• _REQUEST_:
Copy out each line below that has the word "health" in it.

(Entries with figure data)
((

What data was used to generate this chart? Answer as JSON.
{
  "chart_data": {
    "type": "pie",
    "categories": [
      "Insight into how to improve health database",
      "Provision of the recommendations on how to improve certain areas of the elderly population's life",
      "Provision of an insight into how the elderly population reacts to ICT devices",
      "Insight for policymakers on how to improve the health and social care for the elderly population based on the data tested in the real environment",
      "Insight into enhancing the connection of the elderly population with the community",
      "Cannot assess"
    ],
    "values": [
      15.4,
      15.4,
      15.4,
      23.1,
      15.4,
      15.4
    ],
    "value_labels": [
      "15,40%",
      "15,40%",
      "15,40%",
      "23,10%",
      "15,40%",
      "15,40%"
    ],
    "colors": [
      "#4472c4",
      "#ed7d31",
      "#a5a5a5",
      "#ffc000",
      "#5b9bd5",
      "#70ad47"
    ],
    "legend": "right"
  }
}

))

• _SOLUTION FOR THIS PROBLEM_:
      "Insight into how to improve health database",
      "Insight for policymakers on how to improve the health and social care for the elderly population based on the data tested in the real environment",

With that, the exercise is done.